• _Problem requirements_: Show every line of the records below that contains the word "水及部分碳氧化合物".

____ Excerpted records

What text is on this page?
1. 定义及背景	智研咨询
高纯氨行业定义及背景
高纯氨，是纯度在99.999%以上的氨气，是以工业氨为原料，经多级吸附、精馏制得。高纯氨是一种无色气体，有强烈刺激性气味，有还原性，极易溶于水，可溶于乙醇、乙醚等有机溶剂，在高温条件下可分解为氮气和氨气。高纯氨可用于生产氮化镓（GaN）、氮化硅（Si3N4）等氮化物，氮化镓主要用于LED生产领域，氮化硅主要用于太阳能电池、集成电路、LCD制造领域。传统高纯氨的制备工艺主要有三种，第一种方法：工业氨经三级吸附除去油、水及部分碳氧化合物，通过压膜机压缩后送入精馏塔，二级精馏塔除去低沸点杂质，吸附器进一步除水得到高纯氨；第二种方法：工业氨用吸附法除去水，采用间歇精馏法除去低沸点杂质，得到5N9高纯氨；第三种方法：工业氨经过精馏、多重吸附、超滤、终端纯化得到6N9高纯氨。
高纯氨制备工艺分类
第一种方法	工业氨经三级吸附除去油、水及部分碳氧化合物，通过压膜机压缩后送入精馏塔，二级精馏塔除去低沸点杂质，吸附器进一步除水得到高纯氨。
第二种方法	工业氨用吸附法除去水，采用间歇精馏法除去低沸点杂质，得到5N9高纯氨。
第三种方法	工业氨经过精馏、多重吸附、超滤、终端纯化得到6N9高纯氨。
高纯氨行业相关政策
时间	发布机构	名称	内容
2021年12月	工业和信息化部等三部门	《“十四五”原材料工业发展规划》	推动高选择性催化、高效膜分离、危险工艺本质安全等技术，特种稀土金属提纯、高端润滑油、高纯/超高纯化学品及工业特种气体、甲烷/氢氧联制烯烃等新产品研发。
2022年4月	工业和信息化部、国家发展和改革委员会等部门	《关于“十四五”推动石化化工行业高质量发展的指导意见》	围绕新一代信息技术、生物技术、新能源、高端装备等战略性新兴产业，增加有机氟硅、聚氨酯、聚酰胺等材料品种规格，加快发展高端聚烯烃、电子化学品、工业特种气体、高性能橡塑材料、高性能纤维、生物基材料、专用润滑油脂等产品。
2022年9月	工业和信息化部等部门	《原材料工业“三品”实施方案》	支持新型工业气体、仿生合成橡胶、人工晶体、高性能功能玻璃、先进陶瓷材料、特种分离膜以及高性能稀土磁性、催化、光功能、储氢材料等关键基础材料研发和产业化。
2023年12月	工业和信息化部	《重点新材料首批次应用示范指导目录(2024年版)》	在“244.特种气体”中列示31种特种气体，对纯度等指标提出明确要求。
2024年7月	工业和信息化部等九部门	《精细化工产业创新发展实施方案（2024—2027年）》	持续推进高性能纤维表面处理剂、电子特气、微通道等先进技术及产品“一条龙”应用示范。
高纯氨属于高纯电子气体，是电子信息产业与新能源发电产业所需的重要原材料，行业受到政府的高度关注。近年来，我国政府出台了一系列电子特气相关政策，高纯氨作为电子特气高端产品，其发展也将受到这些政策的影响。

________
____ Excerpted records

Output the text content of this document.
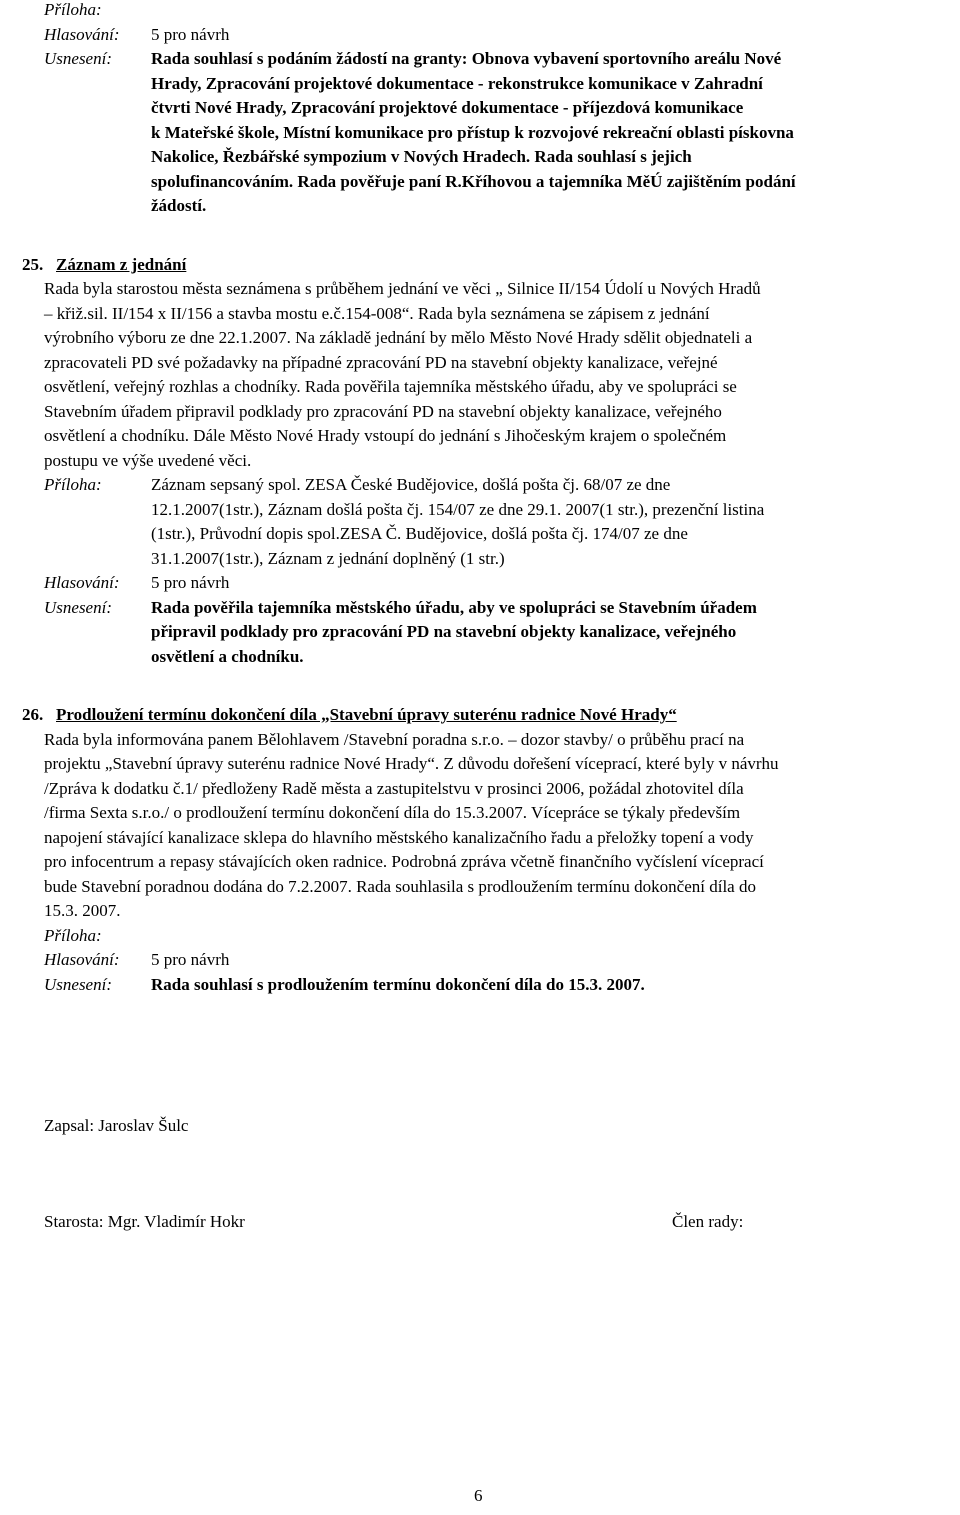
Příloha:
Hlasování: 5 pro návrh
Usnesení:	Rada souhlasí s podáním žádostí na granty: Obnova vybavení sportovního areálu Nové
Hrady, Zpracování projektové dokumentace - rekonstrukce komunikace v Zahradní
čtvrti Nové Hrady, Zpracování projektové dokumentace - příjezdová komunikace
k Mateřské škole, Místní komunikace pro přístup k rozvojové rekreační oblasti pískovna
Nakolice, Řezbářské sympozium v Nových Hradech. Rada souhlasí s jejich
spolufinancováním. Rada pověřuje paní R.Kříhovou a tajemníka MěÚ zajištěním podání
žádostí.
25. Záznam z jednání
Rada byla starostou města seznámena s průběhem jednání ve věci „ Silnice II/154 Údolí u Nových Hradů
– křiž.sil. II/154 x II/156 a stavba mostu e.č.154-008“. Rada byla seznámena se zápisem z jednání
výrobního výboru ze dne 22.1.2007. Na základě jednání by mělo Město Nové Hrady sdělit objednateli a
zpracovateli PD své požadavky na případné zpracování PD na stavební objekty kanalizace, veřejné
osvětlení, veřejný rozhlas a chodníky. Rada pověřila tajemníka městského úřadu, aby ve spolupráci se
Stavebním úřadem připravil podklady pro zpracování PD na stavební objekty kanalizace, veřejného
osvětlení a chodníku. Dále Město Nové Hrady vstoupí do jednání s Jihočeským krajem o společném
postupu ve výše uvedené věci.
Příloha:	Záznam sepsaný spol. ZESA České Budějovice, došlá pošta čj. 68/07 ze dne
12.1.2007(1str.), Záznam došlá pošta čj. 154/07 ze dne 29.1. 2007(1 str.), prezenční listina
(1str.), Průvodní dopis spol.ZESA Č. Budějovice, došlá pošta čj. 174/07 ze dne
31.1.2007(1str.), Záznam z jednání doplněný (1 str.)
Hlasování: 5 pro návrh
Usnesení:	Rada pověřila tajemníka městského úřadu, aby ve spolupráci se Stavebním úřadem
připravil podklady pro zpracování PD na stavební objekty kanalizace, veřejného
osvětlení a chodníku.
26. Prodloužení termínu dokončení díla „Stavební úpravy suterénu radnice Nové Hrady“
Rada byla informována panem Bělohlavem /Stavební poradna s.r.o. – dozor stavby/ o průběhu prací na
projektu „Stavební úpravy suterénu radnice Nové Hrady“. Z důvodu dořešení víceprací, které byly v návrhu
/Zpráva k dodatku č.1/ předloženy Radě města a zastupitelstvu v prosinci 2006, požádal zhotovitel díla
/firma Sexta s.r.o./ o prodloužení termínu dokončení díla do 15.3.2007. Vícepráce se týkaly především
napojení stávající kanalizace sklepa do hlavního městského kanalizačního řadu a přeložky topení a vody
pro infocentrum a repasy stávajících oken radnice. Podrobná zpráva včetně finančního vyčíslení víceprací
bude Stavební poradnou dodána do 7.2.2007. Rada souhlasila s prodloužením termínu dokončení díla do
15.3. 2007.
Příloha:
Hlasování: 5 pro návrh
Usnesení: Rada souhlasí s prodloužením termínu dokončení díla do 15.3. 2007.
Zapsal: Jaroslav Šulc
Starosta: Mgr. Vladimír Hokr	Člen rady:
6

________

• _Full answer_:
高纯氨，是纯度在99.999%以上的氨气，是以工业氨为原料，经多级吸附、精馏制得。高纯氨是一种无色气体，有强烈刺激性气味，有还原性，极易溶于水，可溶于乙醇、乙醚等有机溶剂，在高温条件下可分解为氮气和氨气。高纯氨可用于生产氮化镓（GaN）、氮化硅（Si3N4）等氮化物，氮化镓主要用于LED生产领域，氮化硅主要用于太阳能电池、集成电路、LCD制造领域。传统高纯氨的制备工艺主要有三种，第一种方法：工业氨经三级吸附除去油、水及部分碳氧化合物，通过压膜机压缩后送入精馏塔，二级精馏塔除去低沸点杂质，吸附器进一步除水得到高纯氨；第二种方法：工业氨用吸附法除去水，采用间歇精馏法除去低沸点杂质，得到5N9高纯氨；第三种方法：工业氨经过精馏、多重吸附、超滤、终端纯化得到6N9高纯氨。
第一种方法	工业氨经三级吸附除去油、水及部分碳氧化合物，通过压膜机压缩后送入精馏塔，二级精馏塔除去低沸点杂质，吸附器进一步除水得到高纯氨。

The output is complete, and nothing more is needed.